[Data entries]
>> begin

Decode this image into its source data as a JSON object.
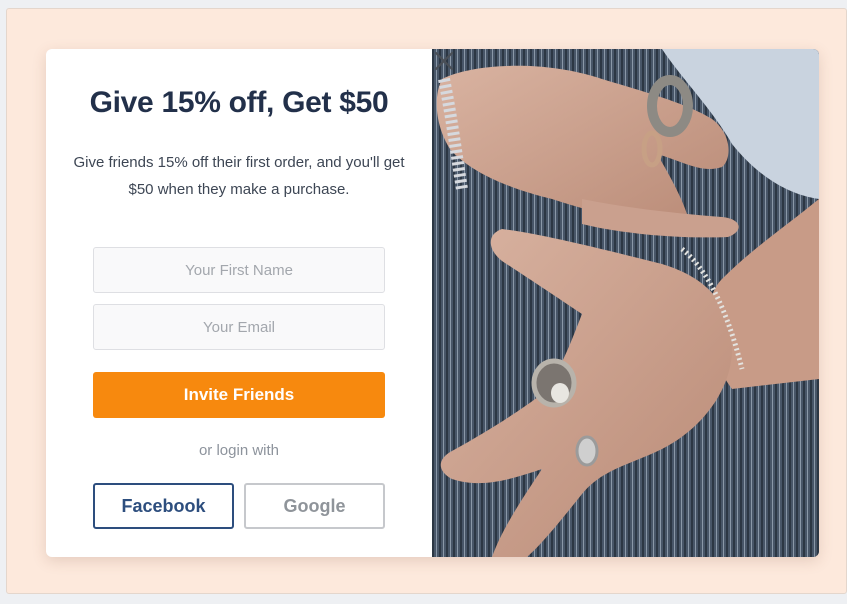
{
  "popup": {
    "title": "Give 15% off, Get $50",
    "subtitle": "Give friends 15% off their first order, and you'll get $50 when they make a purchase.",
    "first_name_placeholder": "Your First Name",
    "email_placeholder": "Your Email",
    "cta_label": "Invite Friends",
    "divider_text": "or login with",
    "facebook_label": "Facebook",
    "google_label": "Google",
    "close_icon": "close-icon"
  },
  "photo": {
    "subject": "hands-with-silver-rings-photo"
  },
  "colors": {
    "backdrop": "#fde9dc",
    "title": "#22304a",
    "cta": "#f7890e",
    "facebook": "#2d4e7e",
    "google_border": "#c6c8cc"
  }
}
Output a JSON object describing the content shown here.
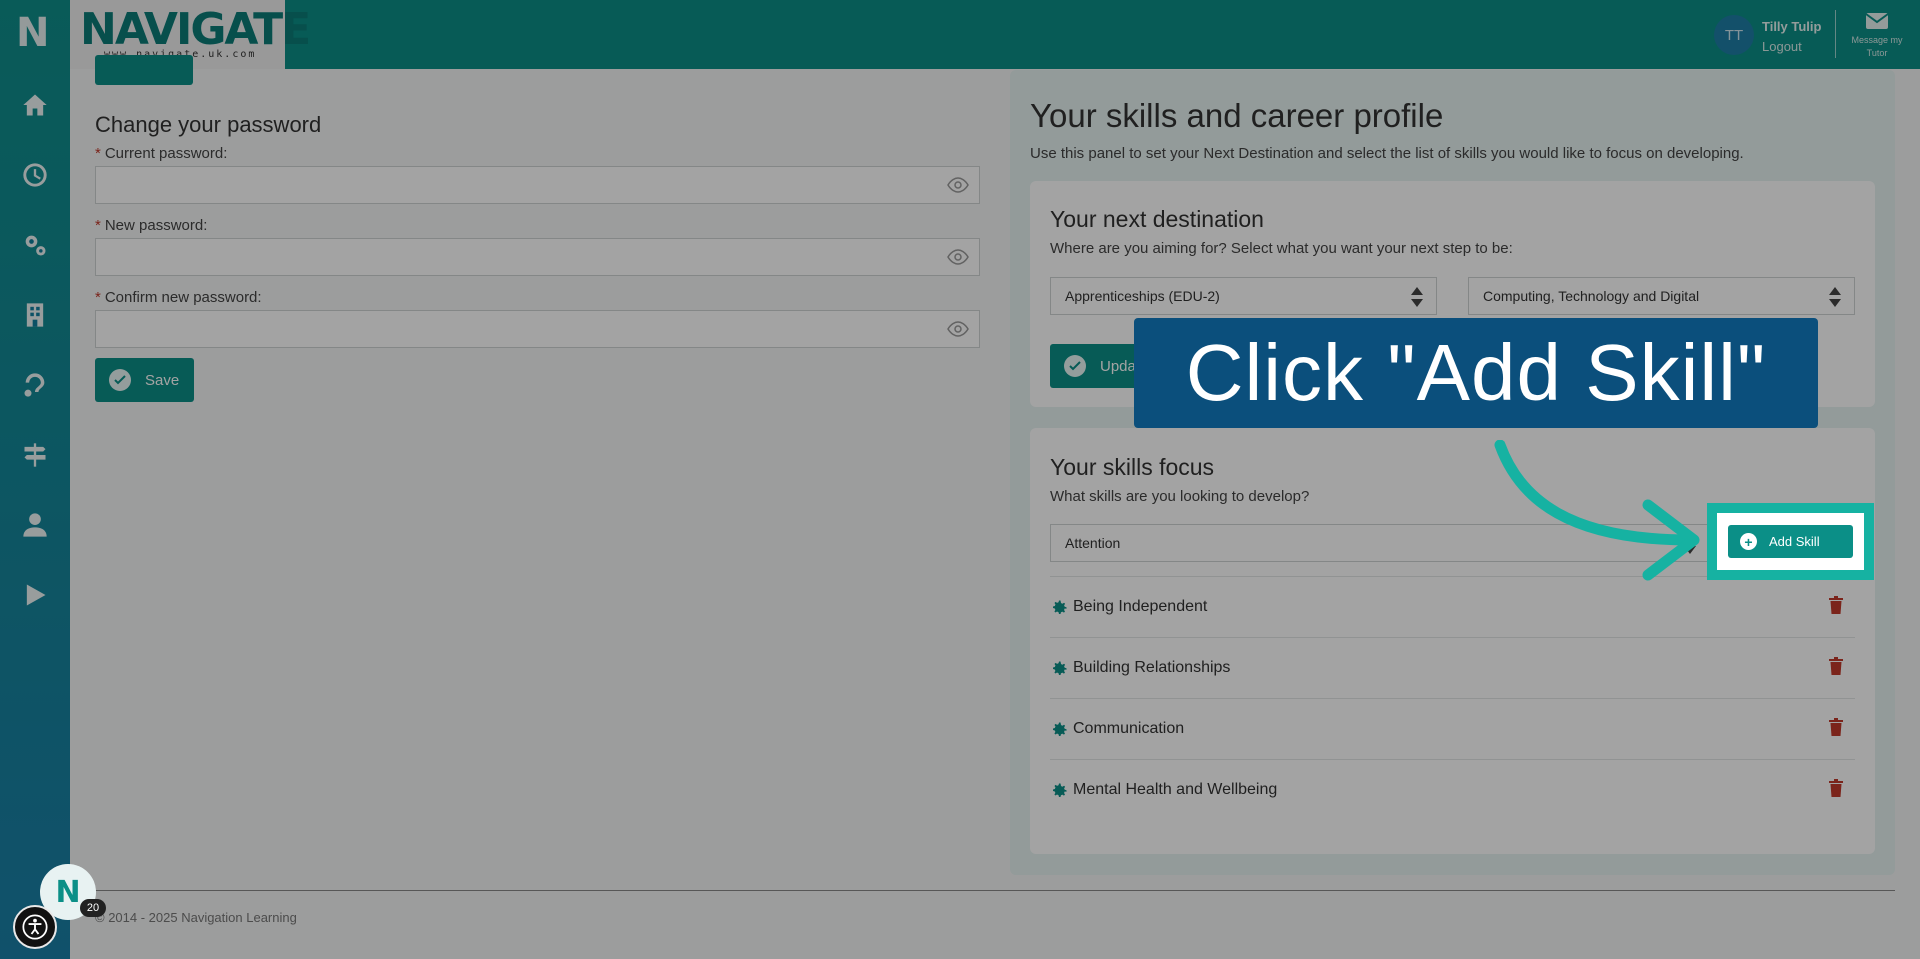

>> end

» WHAT TO PRODUCE:
Restate the records above in full, word for word. Keep pictures out.

» SOLUTION:
Decode this image into its source data as a JSON object.
{
  "popup": {
    "title": "Give 15% off, Get $50",
    "subtitle": "Give friends 15% off their first order, and you'll get $50 when they make a purchase.",
    "first_name_placeholder": "Your First Name",
    "email_placeholder": "Your Email",
    "cta_label": "Invite Friends",
    "divider_text": "or login with",
    "facebook_label": "Facebook",
    "google_label": "Google",
    "close_icon": "close-icon"
  },
  "photo": {
    "subject": "hands-with-silver-rings-photo"
  },
  "colors": {
    "backdrop": "#fde9dc",
    "title": "#22304a",
    "cta": "#f7890e",
    "facebook": "#2d4e7e",
    "google_border": "#c6c8cc"
  }
}
Output a JSON object describing the content shown here.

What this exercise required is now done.